→ Given exercise: Verbatim output of all the material below is required.
----- Material provided -----
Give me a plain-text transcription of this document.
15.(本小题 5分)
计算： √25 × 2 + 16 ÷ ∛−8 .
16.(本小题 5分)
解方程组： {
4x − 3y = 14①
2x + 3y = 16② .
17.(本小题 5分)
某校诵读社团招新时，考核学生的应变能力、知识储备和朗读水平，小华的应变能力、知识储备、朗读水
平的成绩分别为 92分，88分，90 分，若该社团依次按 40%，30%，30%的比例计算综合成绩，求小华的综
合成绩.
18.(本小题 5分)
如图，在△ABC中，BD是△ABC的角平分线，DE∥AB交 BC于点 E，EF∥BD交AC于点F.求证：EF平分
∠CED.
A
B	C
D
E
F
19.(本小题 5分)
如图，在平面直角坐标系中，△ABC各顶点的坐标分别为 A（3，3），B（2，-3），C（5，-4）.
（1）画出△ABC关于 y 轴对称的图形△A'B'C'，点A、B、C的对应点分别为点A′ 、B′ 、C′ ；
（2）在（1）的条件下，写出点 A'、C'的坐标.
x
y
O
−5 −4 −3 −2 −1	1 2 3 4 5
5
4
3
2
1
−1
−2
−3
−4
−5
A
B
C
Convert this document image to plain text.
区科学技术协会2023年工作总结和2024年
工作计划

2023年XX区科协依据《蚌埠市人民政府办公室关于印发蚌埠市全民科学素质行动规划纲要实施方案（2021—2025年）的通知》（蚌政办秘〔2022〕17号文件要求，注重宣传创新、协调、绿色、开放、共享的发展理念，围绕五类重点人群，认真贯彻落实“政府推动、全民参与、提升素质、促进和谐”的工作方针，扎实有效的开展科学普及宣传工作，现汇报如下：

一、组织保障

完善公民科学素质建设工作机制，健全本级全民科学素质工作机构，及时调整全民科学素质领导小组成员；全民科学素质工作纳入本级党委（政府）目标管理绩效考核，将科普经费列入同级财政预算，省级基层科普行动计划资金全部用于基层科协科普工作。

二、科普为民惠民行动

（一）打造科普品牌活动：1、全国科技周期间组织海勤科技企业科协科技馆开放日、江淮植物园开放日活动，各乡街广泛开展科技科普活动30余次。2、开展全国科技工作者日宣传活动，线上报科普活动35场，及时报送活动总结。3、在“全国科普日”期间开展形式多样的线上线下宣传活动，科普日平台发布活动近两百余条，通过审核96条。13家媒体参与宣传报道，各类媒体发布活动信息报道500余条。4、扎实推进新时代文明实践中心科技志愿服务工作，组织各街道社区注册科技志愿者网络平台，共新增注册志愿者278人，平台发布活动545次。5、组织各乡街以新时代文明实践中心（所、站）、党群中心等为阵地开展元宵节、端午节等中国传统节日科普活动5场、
-----
→ Response to the task:
Give me a plain-text transcription of this document.
15.(本小题 5分)
计算： √25 × 2 + 16 ÷ ∛−8 .
16.(本小题 5分)
解方程组： {
4x − 3y = 14①
2x + 3y = 16② .
17.(本小题 5分)
某校诵读社团招新时，考核学生的应变能力、知识储备和朗读水平，小华的应变能力、知识储备、朗读水
平的成绩分别为 92分，88分，90 分，若该社团依次按 40%，30%，30%的比例计算综合成绩，求小华的综
合成绩.
18.(本小题 5分)
如图，在△ABC中，BD是△ABC的角平分线，DE∥AB交 BC于点 E，EF∥BD交AC于点F.求证：EF平分
∠CED.
A
B	C
D
E
F
19.(本小题 5分)
如图，在平面直角坐标系中，△ABC各顶点的坐标分别为 A（3，3），B（2，-3），C（5，-4）.
（1）画出△ABC关于 y 轴对称的图形△A'B'C'，点A、B、C的对应点分别为点A′ 、B′ 、C′ ；
（2）在（1）的条件下，写出点 A'、C'的坐标.
x
y
O
−5 −4 −3 −2 −1	1 2 3 4 5
5
4
3
2
1
−1
−2
−3
−4
−5
A
B
C
Convert this document image to plain text.
区科学技术协会2023年工作总结和2024年
工作计划

2023年XX区科协依据《蚌埠市人民政府办公室关于印发蚌埠市全民科学素质行动规划纲要实施方案（2021—2025年）的通知》（蚌政办秘〔2022〕17号文件要求，注重宣传创新、协调、绿色、开放、共享的发展理念，围绕五类重点人群，认真贯彻落实“政府推动、全民参与、提升素质、促进和谐”的工作方针，扎实有效的开展科学普及宣传工作，现汇报如下：

一、组织保障

完善公民科学素质建设工作机制，健全本级全民科学素质工作机构，及时调整全民科学素质领导小组成员；全民科学素质工作纳入本级党委（政府）目标管理绩效考核，将科普经费列入同级财政预算，省级基层科普行动计划资金全部用于基层科协科普工作。

二、科普为民惠民行动

（一）打造科普品牌活动：1、全国科技周期间组织海勤科技企业科协科技馆开放日、江淮植物园开放日活动，各乡街广泛开展科技科普活动30余次。2、开展全国科技工作者日宣传活动，线上报科普活动35场，及时报送活动总结。3、在“全国科普日”期间开展形式多样的线上线下宣传活动，科普日平台发布活动近两百余条，通过审核96条。13家媒体参与宣传报道，各类媒体发布活动信息报道500余条。4、扎实推进新时代文明实践中心科技志愿服务工作，组织各街道社区注册科技志愿者网络平台，共新增注册志愿者278人，平台发布活动545次。5、组织各乡街以新时代文明实践中心（所、站）、党群中心等为阵地开展元宵节、端午节等中国传统节日科普活动5场、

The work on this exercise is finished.